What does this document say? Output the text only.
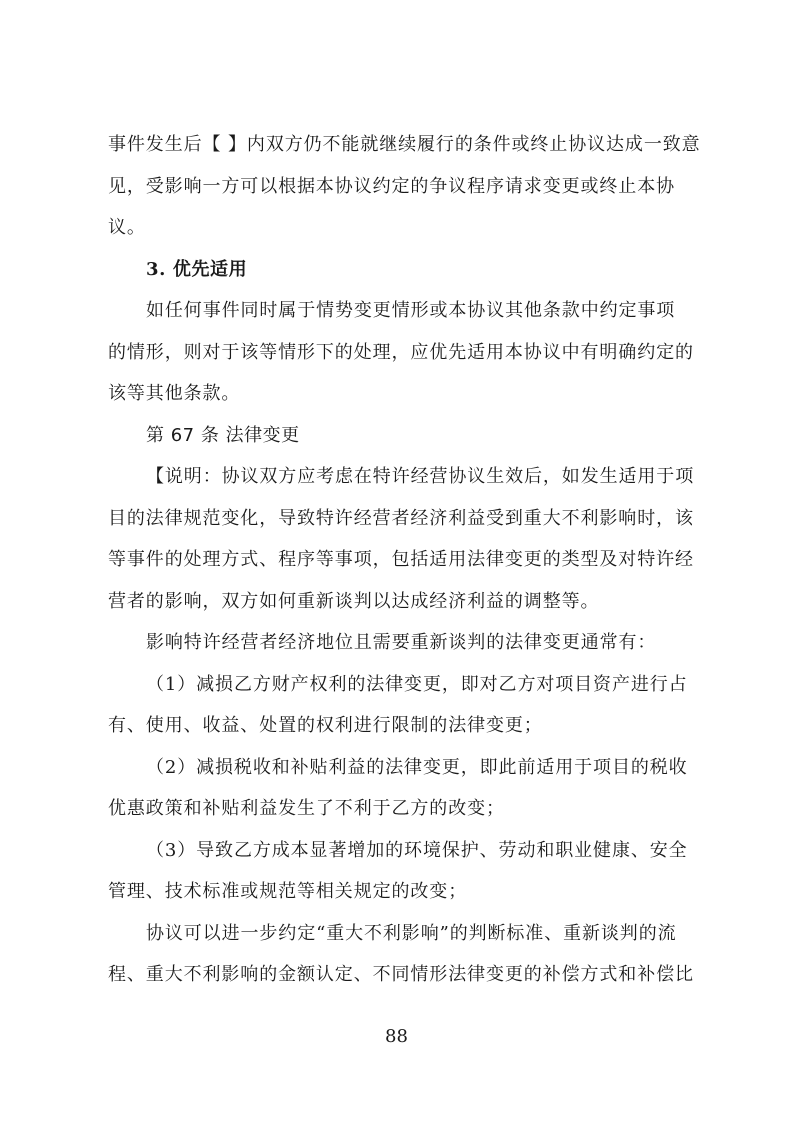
事件发生后【 】内双方仍不能就继续履行的条件或终止协议达成一致意
见，受影响一方可以根据本协议约定的争议程序请求变更或终止本协
议。
3. 优先适用
如任何事件同时属于情势变更情形或本协议其他条款中约定事项
的情形，则对于该等情形下的处理，应优先适用本协议中有明确约定的
该等其他条款。
第 67 条 法律变更
【说明：协议双方应考虑在特许经营协议生效后，如发生适用于项
目的法律规范变化，导致特许经营者经济利益受到重大不利影响时，该
等事件的处理方式、程序等事项，包括适用法律变更的类型及对特许经
营者的影响，双方如何重新谈判以达成经济利益的调整等。
影响特许经营者经济地位且需要重新谈判的法律变更通常有：
（1）减损乙方财产权利的法律变更，即对乙方对项目资产进行占
有、使用、收益、处置的权利进行限制的法律变更；
（2）减损税收和补贴利益的法律变更，即此前适用于项目的税收
优惠政策和补贴利益发生了不利于乙方的改变；
（3）导致乙方成本显著增加的环境保护、劳动和职业健康、安全
管理、技术标准或规范等相关规定的改变；
协议可以进一步约定“重大不利影响”的判断标准、重新谈判的流
程、重大不利影响的金额认定、不同情形法律变更的补偿方式和补偿比
88
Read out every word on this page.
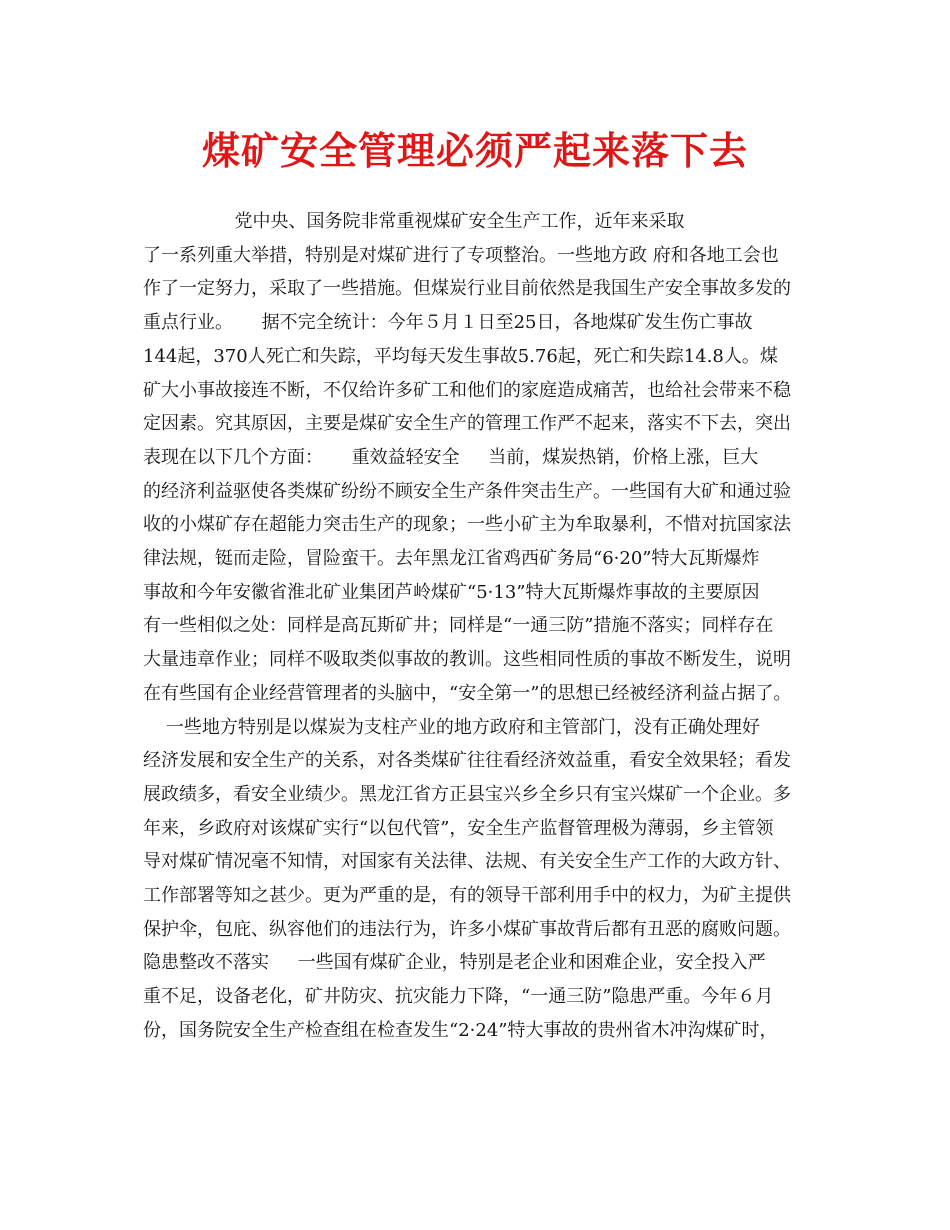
煤矿安全管理必须严起来落下去

党中央、国务院非常重视煤矿安全生产工作，近年来采取

了一系列重大举措，特别是对煤矿进行了专项整治。一些地方政 府和各地工会也

作了一定努力，采取了一些措施。但煤炭行业目前依然是我国生产安全事故多发的

重点行业。     据不完全统计：今年５月１日至25日，各地煤矿发生伤亡事故

144起，370人死亡和失踪，平均每天发生事故5.76起，死亡和失踪14.8人。煤

矿大小事故接连不断，不仅给许多矿工和他们的家庭造成痛苦，也给社会带来不稳

定因素。究其原因，主要是煤矿安全生产的管理工作严不起来，落实不下去，突出

表现在以下几个方面：     重效益轻安全     当前，煤炭热销，价格上涨，巨大

的经济利益驱使各类煤矿纷纷不顾安全生产条件突击生产。一些国有大矿和通过验

收的小煤矿存在超能力突击生产的现象；一些小矿主为牟取暴利，不惜对抗国家法

律法规，铤而走险，冒险蛮干。去年黑龙江省鸡西矿务局“6·20”特大瓦斯爆炸

事故和今年安徽省淮北矿业集团芦岭煤矿“5·13”特大瓦斯爆炸事故的主要原因

有一些相似之处：同样是高瓦斯矿井；同样是“一通三防”措施不落实；同样存在

大量违章作业；同样不吸取类似事故的教训。这些相同性质的事故不断发生，说明

在有些国有企业经营管理者的头脑中，“安全第一”的思想已经被经济利益占据了。

一些地方特别是以煤炭为支柱产业的地方政府和主管部门，没有正确处理好

经济发展和安全生产的关系，对各类煤矿往往看经济效益重，看安全效果轻；看发

展政绩多，看安全业绩少。黑龙江省方正县宝兴乡全乡只有宝兴煤矿一个企业。多

年来，乡政府对该煤矿实行“以包代管”，安全生产监督管理极为薄弱，乡主管领

导对煤矿情况毫不知情，对国家有关法律、法规、有关安全生产工作的大政方针、

工作部署等知之甚少。更为严重的是，有的领导干部利用手中的权力，为矿主提供

保护伞，包庇、纵容他们的违法行为，许多小煤矿事故背后都有丑恶的腐败问题。

隐患整改不落实     一些国有煤矿企业，特别是老企业和困难企业，安全投入严

重不足，设备老化，矿井防灾、抗灾能力下降，“一通三防”隐患严重。今年６月

份，国务院安全生产检查组在检查发生“2·24”特大事故的贵州省木冲沟煤矿时，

• • •

[PROBLEM STATEMENT]
Copy each line of the records containing the string "一通三防".

[OUTPUT FOR THIS EXERCISE]
有一些相似之处：同样是高瓦斯矿井；同样是“一通三防”措施不落实；同样存在
重不足，设备老化，矿井防灾、抗灾能力下降，“一通三防”隐患严重。今年６月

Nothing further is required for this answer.